**Problem requirements**
Consider the records below. How many of their lines include the word "Elements"? State the number and nothing else.

**Dataset extract**
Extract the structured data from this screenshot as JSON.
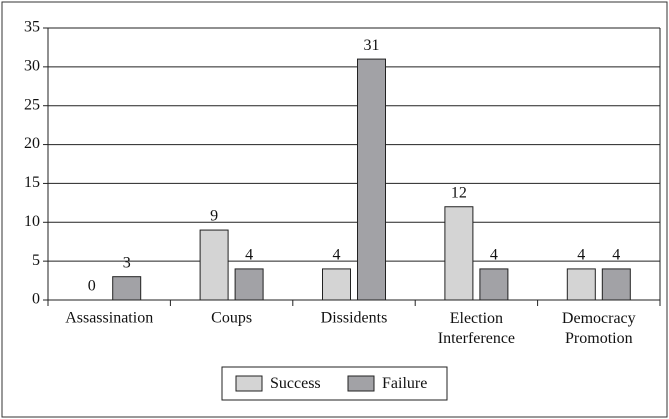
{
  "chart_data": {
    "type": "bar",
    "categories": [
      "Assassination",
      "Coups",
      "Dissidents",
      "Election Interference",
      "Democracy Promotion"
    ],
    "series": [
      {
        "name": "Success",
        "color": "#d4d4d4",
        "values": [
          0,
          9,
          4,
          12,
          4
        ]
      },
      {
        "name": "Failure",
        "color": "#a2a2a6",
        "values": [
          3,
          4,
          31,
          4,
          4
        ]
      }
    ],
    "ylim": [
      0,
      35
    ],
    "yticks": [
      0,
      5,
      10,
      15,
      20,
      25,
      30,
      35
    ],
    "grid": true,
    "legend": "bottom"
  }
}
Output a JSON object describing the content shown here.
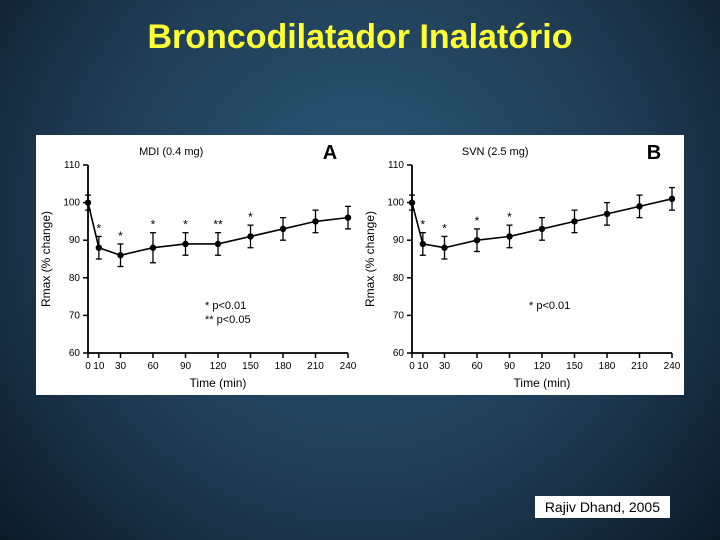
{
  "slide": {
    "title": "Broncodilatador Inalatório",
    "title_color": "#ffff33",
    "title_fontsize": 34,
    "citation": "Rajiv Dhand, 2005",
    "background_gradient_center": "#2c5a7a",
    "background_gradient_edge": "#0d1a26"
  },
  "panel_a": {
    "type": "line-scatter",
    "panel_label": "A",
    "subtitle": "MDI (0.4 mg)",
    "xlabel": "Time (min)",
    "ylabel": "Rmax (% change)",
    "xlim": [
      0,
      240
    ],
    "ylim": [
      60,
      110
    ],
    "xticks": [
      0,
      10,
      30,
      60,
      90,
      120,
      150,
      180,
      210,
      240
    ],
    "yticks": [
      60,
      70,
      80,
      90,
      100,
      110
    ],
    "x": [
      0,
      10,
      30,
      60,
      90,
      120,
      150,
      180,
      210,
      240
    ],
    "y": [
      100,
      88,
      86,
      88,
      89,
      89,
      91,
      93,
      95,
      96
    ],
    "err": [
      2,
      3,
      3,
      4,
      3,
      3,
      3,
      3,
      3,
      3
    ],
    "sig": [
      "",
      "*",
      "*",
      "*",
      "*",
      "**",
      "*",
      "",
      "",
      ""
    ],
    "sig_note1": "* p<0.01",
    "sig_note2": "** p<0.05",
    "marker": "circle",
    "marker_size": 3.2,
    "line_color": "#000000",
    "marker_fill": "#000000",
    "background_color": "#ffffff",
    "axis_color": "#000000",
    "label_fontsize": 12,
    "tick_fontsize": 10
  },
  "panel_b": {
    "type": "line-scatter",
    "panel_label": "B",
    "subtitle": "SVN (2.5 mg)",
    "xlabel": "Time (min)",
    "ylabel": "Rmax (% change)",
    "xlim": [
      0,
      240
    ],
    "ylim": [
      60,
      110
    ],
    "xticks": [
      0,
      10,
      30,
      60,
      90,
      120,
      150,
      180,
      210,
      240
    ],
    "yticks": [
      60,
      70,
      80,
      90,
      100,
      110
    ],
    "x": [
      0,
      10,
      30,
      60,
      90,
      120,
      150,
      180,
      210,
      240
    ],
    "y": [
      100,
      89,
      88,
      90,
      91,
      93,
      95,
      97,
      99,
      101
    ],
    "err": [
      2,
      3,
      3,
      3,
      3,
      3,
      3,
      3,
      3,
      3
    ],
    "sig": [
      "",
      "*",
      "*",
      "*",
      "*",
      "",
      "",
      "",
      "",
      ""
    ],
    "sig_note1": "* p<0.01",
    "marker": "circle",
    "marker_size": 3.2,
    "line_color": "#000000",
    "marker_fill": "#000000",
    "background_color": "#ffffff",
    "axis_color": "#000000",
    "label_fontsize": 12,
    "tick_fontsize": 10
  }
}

* * *

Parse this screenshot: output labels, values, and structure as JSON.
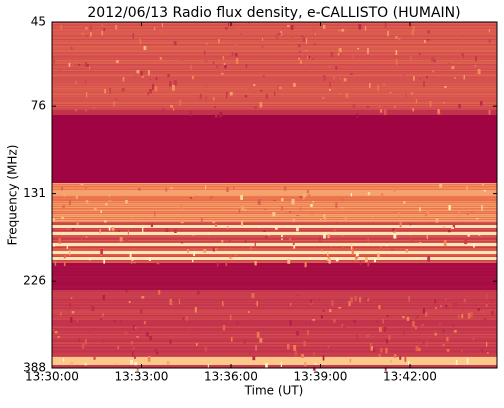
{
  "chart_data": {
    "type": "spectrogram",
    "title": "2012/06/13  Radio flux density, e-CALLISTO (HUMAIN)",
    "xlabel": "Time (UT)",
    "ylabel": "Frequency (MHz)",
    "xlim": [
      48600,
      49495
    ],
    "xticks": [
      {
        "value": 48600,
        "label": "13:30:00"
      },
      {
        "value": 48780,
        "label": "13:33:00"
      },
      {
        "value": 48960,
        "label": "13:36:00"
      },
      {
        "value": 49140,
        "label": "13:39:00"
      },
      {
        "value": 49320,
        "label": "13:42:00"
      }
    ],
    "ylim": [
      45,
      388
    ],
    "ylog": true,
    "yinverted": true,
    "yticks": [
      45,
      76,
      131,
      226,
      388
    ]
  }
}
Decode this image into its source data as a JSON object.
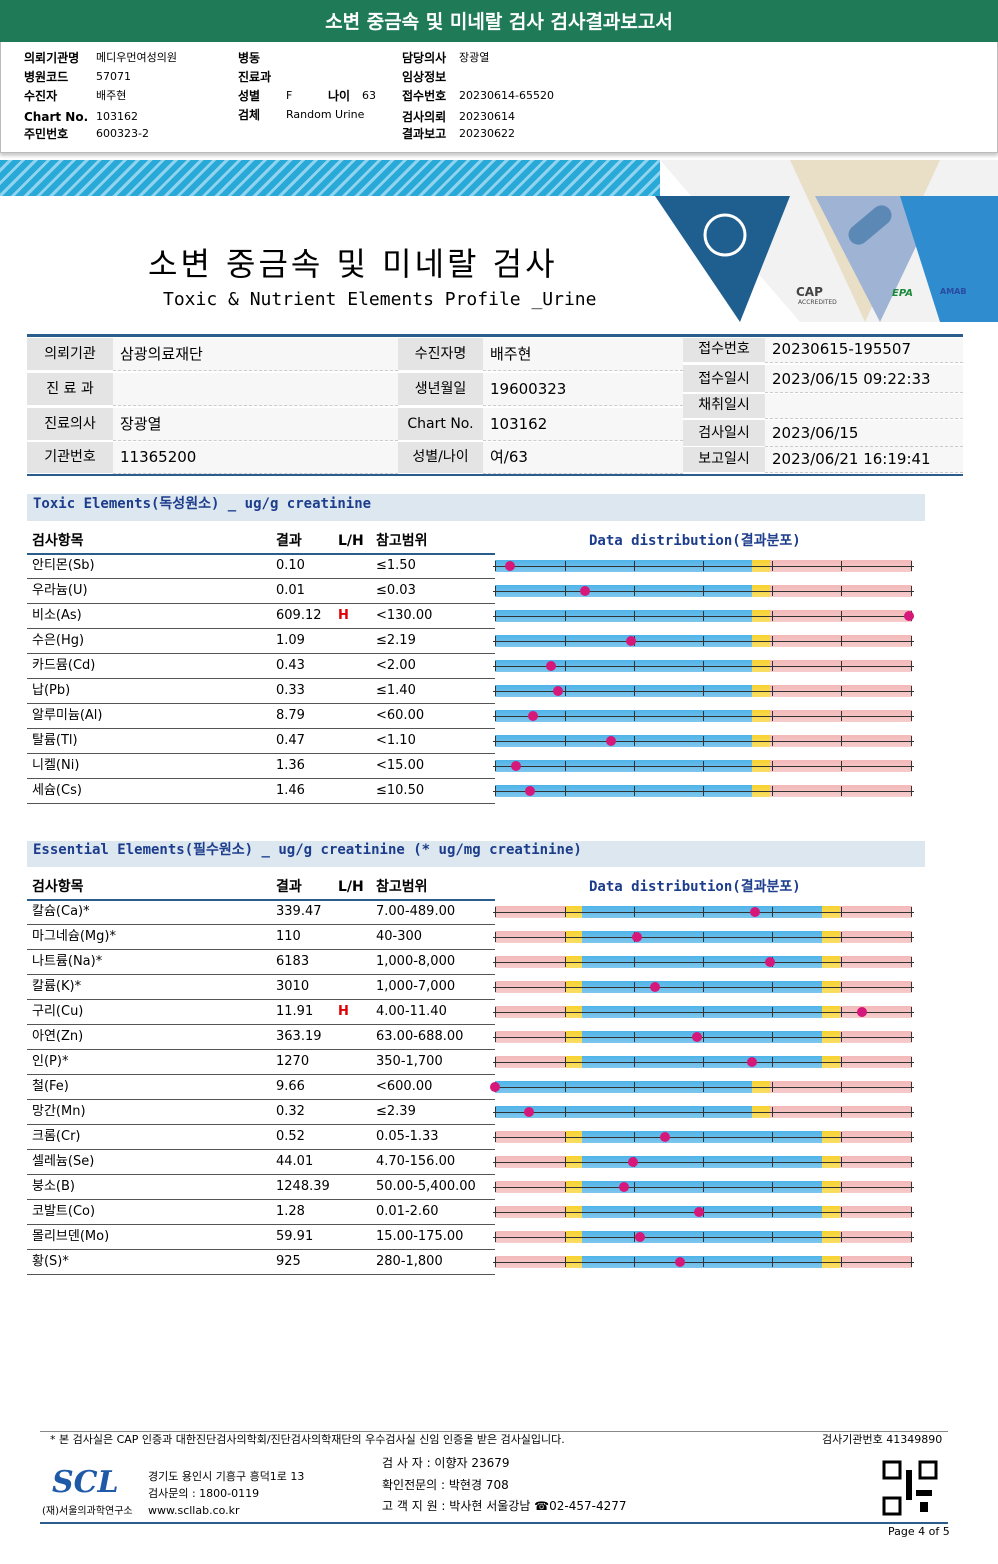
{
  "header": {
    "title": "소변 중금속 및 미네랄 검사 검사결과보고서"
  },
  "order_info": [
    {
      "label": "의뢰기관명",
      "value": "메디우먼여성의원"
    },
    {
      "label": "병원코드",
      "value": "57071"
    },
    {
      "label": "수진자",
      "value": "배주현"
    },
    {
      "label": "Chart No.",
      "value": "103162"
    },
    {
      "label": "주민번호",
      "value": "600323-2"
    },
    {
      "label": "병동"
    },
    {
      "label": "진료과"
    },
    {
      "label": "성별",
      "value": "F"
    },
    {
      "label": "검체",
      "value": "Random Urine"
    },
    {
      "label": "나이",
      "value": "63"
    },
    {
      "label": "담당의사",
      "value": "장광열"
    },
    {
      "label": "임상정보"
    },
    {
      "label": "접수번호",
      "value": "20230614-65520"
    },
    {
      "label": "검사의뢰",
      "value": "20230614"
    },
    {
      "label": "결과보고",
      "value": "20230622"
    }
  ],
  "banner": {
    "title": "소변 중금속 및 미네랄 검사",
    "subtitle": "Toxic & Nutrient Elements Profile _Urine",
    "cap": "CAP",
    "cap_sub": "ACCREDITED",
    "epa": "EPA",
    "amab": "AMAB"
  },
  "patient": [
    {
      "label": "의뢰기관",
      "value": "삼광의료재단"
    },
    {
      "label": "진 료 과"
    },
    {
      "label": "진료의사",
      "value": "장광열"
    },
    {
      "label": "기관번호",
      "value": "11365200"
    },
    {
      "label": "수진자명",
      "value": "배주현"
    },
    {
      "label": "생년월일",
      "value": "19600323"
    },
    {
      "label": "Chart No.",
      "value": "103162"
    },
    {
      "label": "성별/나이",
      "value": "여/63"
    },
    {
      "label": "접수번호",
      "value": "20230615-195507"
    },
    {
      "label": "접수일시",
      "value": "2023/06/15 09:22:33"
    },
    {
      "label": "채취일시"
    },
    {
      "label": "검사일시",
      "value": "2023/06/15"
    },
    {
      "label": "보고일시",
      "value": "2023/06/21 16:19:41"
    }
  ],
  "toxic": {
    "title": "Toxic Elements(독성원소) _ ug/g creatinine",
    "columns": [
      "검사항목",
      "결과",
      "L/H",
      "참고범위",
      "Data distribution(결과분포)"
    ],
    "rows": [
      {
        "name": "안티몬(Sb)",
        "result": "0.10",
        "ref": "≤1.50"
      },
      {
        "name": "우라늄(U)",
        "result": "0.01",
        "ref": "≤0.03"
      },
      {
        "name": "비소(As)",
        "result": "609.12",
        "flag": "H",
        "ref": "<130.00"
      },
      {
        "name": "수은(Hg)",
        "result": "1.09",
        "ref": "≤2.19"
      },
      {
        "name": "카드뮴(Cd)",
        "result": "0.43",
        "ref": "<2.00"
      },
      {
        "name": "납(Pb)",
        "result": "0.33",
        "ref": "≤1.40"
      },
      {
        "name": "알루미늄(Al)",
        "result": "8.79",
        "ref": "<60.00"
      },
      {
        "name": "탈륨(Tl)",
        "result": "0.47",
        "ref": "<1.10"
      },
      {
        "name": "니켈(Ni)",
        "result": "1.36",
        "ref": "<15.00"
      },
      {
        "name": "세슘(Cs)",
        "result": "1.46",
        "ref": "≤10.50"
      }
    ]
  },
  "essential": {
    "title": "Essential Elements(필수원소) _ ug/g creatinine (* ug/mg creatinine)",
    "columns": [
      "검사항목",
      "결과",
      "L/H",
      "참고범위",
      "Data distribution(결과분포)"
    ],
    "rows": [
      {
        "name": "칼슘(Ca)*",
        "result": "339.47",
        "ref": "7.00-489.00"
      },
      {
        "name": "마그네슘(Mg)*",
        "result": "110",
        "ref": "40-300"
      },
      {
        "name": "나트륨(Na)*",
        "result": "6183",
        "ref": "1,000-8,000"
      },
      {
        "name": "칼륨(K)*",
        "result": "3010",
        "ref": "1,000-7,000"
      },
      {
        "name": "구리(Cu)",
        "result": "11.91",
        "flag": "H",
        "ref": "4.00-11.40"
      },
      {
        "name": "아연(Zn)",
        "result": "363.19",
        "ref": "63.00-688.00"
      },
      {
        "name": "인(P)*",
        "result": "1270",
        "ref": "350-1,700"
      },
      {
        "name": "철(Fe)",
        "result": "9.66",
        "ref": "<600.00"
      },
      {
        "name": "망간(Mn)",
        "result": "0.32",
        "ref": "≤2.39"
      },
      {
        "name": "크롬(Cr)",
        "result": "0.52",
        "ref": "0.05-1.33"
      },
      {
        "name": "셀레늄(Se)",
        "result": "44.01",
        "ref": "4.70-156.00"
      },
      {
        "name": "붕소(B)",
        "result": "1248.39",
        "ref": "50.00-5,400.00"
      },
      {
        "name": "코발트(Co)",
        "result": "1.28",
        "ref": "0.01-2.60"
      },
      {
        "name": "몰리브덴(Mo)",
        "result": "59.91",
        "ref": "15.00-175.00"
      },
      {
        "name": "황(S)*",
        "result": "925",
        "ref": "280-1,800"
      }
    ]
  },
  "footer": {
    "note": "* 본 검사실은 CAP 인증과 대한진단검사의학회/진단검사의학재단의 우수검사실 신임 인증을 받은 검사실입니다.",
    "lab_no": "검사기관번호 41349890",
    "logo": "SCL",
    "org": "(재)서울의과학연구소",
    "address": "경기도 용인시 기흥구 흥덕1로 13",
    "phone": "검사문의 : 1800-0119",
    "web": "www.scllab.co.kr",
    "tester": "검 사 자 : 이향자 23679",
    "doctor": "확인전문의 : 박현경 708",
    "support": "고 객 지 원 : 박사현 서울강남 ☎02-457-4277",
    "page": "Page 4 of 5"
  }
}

**Result below**
3